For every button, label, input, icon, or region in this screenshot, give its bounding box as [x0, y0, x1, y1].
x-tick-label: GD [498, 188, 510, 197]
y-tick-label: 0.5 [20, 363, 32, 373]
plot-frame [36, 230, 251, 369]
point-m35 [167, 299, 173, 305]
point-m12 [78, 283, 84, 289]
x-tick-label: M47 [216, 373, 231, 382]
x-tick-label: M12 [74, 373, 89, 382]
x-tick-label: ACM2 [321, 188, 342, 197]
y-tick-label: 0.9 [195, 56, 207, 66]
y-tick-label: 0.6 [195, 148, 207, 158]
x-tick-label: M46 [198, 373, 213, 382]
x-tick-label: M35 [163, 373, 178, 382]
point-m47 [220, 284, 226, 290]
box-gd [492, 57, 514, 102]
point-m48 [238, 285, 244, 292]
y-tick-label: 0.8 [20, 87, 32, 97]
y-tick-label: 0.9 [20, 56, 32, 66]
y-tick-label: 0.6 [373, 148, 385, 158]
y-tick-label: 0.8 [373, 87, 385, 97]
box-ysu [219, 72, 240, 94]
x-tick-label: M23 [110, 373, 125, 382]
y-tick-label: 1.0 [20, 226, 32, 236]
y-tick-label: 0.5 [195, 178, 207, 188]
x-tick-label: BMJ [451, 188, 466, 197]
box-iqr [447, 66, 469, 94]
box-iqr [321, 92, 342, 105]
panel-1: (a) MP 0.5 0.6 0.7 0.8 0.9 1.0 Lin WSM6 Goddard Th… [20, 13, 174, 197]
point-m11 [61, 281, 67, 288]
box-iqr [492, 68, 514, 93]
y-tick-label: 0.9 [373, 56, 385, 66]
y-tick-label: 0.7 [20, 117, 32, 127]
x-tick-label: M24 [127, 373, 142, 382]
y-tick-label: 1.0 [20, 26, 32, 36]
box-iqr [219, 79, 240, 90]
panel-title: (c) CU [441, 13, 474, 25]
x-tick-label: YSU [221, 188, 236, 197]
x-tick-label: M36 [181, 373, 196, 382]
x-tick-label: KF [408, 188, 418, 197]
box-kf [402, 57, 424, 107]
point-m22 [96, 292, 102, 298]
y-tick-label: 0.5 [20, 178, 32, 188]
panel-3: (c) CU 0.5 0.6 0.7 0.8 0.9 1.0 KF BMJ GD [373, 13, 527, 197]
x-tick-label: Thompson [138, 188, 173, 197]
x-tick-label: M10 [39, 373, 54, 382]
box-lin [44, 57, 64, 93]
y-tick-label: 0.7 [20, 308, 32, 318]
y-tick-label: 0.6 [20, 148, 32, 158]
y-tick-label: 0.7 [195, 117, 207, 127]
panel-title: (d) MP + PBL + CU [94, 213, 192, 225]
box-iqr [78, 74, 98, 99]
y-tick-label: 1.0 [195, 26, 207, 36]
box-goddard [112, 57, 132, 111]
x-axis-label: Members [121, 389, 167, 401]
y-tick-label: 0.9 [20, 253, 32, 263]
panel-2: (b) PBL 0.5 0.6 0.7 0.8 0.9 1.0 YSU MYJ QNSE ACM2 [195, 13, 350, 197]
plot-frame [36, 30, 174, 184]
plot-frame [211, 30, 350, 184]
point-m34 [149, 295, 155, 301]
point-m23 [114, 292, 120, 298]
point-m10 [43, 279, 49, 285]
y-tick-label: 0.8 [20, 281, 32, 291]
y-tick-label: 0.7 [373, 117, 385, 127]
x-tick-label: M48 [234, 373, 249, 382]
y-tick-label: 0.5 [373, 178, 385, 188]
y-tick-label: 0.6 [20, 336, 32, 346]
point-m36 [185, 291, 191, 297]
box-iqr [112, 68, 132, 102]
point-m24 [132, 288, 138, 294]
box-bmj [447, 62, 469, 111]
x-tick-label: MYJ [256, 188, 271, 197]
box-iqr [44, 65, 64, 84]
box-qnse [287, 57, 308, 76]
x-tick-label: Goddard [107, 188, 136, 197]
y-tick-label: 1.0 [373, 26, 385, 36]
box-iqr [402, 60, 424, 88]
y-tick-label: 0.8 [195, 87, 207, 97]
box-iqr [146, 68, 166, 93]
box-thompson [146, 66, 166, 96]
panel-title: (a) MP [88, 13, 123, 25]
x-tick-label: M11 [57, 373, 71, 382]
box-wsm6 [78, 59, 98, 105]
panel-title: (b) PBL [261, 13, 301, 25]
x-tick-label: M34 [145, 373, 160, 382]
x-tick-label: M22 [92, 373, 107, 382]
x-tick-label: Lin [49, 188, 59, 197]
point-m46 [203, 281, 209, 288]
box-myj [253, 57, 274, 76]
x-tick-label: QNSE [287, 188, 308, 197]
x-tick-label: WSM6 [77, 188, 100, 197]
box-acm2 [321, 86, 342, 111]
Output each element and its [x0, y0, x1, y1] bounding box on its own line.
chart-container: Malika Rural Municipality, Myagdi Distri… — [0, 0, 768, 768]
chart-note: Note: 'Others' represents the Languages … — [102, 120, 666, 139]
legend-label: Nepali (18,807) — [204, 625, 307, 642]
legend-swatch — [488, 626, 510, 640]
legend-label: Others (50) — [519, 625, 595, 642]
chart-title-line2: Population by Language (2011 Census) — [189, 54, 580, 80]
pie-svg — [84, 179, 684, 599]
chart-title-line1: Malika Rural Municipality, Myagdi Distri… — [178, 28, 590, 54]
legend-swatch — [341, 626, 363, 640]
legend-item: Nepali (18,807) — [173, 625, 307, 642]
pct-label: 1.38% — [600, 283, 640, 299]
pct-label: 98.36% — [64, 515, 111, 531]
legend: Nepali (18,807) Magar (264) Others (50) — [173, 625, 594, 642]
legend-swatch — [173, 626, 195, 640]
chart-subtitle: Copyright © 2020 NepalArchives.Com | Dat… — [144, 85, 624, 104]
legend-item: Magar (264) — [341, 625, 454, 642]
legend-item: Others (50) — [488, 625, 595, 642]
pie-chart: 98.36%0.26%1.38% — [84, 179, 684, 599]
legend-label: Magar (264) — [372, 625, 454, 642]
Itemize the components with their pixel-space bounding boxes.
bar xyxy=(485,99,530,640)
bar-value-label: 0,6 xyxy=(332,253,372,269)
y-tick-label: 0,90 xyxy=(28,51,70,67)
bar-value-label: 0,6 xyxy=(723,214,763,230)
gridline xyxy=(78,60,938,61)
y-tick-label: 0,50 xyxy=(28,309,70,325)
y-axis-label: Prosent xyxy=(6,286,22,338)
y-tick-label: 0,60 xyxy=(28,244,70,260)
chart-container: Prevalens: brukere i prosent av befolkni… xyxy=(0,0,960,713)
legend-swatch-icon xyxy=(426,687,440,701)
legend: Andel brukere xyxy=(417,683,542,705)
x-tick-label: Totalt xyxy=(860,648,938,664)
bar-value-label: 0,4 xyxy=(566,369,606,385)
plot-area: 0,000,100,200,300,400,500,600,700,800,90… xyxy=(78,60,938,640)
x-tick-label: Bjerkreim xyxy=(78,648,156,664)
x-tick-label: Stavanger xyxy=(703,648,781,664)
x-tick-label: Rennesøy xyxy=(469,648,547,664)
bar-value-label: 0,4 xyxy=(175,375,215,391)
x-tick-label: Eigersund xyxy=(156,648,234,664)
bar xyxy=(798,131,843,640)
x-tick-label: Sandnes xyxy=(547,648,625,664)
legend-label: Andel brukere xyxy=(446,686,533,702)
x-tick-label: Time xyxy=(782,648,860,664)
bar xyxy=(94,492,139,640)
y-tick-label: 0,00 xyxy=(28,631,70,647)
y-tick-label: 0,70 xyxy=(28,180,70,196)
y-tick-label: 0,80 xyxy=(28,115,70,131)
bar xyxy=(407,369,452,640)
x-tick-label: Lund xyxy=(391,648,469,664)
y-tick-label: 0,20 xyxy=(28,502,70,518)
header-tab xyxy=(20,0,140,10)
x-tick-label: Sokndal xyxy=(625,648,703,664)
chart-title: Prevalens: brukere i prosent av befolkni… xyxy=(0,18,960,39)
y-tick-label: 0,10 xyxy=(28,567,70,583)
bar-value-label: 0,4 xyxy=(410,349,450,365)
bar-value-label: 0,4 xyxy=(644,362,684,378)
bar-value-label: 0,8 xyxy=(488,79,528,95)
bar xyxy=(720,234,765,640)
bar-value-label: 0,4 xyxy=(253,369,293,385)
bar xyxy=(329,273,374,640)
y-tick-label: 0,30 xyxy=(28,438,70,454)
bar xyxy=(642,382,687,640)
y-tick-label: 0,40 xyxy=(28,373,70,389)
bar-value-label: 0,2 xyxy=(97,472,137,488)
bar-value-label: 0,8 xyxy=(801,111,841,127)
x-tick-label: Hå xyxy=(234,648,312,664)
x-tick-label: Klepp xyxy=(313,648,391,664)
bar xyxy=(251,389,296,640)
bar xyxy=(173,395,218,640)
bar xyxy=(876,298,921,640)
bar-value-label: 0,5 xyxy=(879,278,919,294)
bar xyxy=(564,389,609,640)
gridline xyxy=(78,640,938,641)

» **WRITTEN PROBLEM**
Pull out every line of the material above that contains the string "axis".

» **ANSWER BELOW**
x-axis-label: Members [121, 389, 167, 401]
y-axis-label: Prosent xyxy=(6,286,22,338)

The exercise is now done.